What the exercise asks:
Write out every line of the material exactly as it appears.

Given records:
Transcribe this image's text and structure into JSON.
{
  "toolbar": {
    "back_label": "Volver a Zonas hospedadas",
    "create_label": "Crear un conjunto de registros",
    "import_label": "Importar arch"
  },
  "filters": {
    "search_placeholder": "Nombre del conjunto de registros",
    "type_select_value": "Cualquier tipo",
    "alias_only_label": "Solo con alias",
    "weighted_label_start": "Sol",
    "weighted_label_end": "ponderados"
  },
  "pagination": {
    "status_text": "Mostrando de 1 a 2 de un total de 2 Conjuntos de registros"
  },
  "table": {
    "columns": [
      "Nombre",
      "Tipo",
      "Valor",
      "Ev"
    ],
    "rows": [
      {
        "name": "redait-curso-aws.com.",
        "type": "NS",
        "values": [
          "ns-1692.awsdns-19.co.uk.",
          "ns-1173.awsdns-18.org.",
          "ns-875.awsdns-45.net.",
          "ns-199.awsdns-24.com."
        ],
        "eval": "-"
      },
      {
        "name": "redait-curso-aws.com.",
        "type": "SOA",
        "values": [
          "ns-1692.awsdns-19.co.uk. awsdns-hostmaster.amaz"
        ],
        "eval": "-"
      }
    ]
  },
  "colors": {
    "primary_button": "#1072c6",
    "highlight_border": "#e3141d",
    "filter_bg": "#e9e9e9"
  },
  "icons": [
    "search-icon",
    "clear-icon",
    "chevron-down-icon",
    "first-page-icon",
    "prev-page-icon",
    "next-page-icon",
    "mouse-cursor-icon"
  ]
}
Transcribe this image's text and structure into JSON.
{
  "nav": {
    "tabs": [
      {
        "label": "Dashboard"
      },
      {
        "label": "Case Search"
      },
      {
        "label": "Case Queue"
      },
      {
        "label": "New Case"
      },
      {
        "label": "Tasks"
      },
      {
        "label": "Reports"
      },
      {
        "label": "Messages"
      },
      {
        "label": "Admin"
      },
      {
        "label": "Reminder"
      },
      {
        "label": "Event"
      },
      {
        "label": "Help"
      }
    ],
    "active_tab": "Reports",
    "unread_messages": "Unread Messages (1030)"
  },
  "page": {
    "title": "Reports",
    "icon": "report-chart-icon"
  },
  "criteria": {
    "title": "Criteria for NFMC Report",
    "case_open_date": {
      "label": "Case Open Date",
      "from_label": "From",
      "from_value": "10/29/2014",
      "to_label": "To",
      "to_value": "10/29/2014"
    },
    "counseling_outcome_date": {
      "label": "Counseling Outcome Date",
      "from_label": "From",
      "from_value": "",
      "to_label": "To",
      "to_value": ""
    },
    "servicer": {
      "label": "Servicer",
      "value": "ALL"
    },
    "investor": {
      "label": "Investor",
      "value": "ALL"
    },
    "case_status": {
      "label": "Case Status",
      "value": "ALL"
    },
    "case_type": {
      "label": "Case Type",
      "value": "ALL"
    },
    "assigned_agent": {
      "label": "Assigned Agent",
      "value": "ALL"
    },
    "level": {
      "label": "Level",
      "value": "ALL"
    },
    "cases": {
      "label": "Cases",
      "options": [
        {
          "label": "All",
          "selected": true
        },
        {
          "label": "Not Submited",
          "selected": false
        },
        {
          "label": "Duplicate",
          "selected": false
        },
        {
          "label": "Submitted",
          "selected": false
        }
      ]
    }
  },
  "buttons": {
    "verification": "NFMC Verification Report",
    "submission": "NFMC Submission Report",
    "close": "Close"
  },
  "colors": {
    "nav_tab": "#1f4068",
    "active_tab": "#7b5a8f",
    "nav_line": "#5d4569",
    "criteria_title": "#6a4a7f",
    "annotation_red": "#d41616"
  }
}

Expected output:
Transcribe this image's text and structure into JSON.
{
  "toolbar": {
    "back_label": "Volver a Zonas hospedadas",
    "create_label": "Crear un conjunto de registros",
    "import_label": "Importar arch"
  },
  "filters": {
    "search_placeholder": "Nombre del conjunto de registros",
    "type_select_value": "Cualquier tipo",
    "alias_only_label": "Solo con alias",
    "weighted_label_start": "Sol",
    "weighted_label_end": "ponderados"
  },
  "pagination": {
    "status_text": "Mostrando de 1 a 2 de un total de 2 Conjuntos de registros"
  },
  "table": {
    "columns": [
      "Nombre",
      "Tipo",
      "Valor",
      "Ev"
    ],
    "rows": [
      {
        "name": "redait-curso-aws.com.",
        "type": "NS",
        "values": [
          "ns-1692.awsdns-19.co.uk.",
          "ns-1173.awsdns-18.org.",
          "ns-875.awsdns-45.net.",
          "ns-199.awsdns-24.com."
        ],
        "eval": "-"
      },
      {
        "name": "redait-curso-aws.com.",
        "type": "SOA",
        "values": [
          "ns-1692.awsdns-19.co.uk. awsdns-hostmaster.amaz"
        ],
        "eval": "-"
      }
    ]
  },
  "colors": {
    "primary_button": "#1072c6",
    "highlight_border": "#e3141d",
    "filter_bg": "#e9e9e9"
  },
  "icons": [
    "search-icon",
    "clear-icon",
    "chevron-down-icon",
    "first-page-icon",
    "prev-page-icon",
    "next-page-icon",
    "mouse-cursor-icon"
  ]
}
Transcribe this image's text and structure into JSON.
{
  "nav": {
    "tabs": [
      {
        "label": "Dashboard"
      },
      {
        "label": "Case Search"
      },
      {
        "label": "Case Queue"
      },
      {
        "label": "New Case"
      },
      {
        "label": "Tasks"
      },
      {
        "label": "Reports"
      },
      {
        "label": "Messages"
      },
      {
        "label": "Admin"
      },
      {
        "label": "Reminder"
      },
      {
        "label": "Event"
      },
      {
        "label": "Help"
      }
    ],
    "active_tab": "Reports",
    "unread_messages": "Unread Messages (1030)"
  },
  "page": {
    "title": "Reports",
    "icon": "report-chart-icon"
  },
  "criteria": {
    "title": "Criteria for NFMC Report",
    "case_open_date": {
      "label": "Case Open Date",
      "from_label": "From",
      "from_value": "10/29/2014",
      "to_label": "To",
      "to_value": "10/29/2014"
    },
    "counseling_outcome_date": {
      "label": "Counseling Outcome Date",
      "from_label": "From",
      "from_value": "",
      "to_label": "To",
      "to_value": ""
    },
    "servicer": {
      "label": "Servicer",
      "value": "ALL"
    },
    "investor": {
      "label": "Investor",
      "value": "ALL"
    },
    "case_status": {
      "label": "Case Status",
      "value": "ALL"
    },
    "case_type": {
      "label": "Case Type",
      "value": "ALL"
    },
    "assigned_agent": {
      "label": "Assigned Agent",
      "value": "ALL"
    },
    "level": {
      "label": "Level",
      "value": "ALL"
    },
    "cases": {
      "label": "Cases",
      "options": [
        {
          "label": "All",
          "selected": true
        },
        {
          "label": "Not Submited",
          "selected": false
        },
        {
          "label": "Duplicate",
          "selected": false
        },
        {
          "label": "Submitted",
          "selected": false
        }
      ]
    }
  },
  "buttons": {
    "verification": "NFMC Verification Report",
    "submission": "NFMC Submission Report",
    "close": "Close"
  },
  "colors": {
    "nav_tab": "#1f4068",
    "active_tab": "#7b5a8f",
    "nav_line": "#5d4569",
    "criteria_title": "#6a4a7f",
    "annotation_red": "#d41616"
  }
}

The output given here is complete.